▶ **SOURCE RECORDS**
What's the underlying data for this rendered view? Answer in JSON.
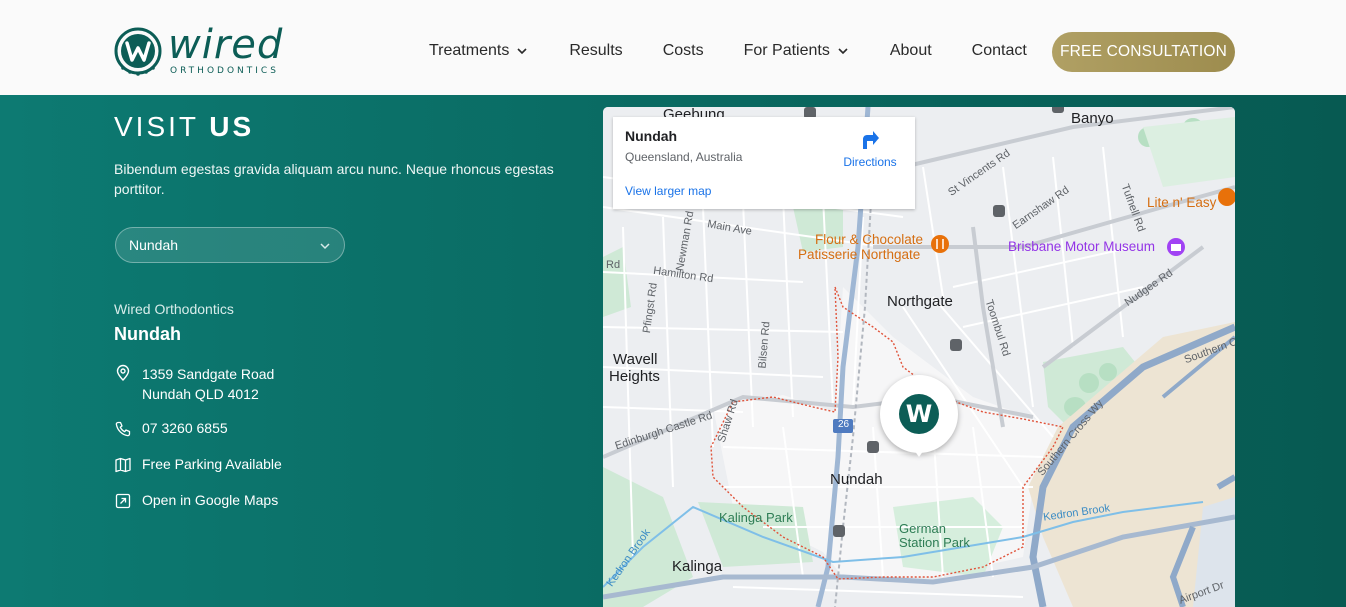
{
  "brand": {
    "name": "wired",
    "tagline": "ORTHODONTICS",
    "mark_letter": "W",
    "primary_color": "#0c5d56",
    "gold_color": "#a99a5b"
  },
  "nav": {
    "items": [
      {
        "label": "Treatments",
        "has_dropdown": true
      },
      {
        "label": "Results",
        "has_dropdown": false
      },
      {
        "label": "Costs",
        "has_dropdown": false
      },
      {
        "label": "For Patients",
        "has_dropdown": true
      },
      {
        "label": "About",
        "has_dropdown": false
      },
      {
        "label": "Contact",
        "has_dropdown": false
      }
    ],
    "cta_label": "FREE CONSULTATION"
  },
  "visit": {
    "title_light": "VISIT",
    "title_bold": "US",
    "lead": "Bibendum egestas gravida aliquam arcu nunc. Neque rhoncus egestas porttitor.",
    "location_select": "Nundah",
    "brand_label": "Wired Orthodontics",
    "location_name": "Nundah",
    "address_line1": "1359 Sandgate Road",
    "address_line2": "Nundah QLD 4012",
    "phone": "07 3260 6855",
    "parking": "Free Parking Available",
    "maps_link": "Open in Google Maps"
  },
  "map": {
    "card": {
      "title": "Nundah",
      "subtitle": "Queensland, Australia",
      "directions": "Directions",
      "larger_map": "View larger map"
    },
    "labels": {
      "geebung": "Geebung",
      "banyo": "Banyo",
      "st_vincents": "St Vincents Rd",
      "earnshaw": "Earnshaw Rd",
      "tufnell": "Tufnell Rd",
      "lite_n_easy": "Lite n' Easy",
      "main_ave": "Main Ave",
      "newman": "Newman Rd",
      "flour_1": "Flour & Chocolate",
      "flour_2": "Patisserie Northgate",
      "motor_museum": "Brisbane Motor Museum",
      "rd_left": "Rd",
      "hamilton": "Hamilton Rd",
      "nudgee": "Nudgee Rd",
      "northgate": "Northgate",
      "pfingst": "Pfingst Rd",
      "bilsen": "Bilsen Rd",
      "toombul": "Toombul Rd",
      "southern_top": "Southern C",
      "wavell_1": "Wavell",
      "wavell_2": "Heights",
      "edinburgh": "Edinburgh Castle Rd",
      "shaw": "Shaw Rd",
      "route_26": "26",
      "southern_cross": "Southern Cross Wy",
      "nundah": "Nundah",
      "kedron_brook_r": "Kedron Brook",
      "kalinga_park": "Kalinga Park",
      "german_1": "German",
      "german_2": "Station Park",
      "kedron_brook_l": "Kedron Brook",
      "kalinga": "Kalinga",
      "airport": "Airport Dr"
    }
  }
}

...

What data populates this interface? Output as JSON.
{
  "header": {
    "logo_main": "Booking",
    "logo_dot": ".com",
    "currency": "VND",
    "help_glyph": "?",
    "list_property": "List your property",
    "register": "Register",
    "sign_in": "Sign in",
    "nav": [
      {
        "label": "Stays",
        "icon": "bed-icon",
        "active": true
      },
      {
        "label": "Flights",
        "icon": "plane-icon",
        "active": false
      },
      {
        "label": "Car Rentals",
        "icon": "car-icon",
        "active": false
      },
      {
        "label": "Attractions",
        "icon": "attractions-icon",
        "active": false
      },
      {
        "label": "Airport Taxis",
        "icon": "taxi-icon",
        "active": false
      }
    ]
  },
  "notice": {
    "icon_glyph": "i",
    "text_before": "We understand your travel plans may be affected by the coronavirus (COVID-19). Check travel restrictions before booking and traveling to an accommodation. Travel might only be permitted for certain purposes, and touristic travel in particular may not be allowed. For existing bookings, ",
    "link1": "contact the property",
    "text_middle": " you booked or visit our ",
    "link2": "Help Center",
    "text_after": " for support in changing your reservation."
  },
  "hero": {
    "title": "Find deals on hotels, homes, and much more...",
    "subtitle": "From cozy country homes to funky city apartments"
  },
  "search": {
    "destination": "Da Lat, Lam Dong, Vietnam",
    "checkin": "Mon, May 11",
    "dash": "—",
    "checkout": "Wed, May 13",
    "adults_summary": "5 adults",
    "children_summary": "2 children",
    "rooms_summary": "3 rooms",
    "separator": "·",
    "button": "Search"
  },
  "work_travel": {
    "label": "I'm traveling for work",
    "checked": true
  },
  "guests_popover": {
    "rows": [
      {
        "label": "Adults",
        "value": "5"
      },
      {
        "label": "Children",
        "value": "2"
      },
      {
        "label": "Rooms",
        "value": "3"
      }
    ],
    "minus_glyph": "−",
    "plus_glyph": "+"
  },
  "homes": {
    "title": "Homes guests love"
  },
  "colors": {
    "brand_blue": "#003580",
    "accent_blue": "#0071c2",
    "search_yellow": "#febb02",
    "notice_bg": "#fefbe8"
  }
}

--

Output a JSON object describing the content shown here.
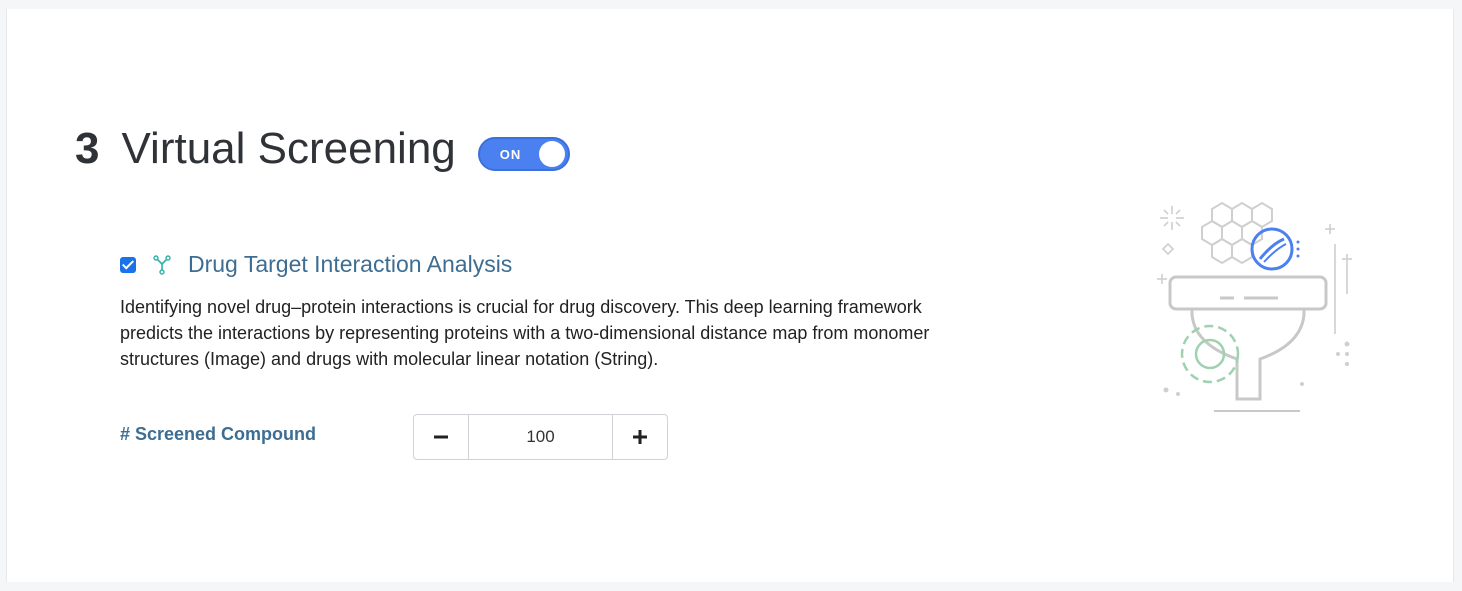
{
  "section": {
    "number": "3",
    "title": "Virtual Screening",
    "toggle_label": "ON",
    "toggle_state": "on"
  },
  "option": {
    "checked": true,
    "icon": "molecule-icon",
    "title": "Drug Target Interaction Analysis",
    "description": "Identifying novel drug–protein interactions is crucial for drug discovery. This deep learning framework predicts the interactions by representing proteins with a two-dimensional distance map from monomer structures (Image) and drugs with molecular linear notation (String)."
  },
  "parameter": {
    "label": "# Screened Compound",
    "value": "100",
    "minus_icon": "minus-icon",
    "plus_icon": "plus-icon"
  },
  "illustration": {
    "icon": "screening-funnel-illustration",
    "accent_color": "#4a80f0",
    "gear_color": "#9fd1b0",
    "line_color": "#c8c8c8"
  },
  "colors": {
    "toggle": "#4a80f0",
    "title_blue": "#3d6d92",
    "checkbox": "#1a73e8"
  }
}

▶ **WHAT THIS TASK INVOLVES**
Count the lines of the data that contain the word "JSON", and give only that number.

▶ **SOLUTION**
3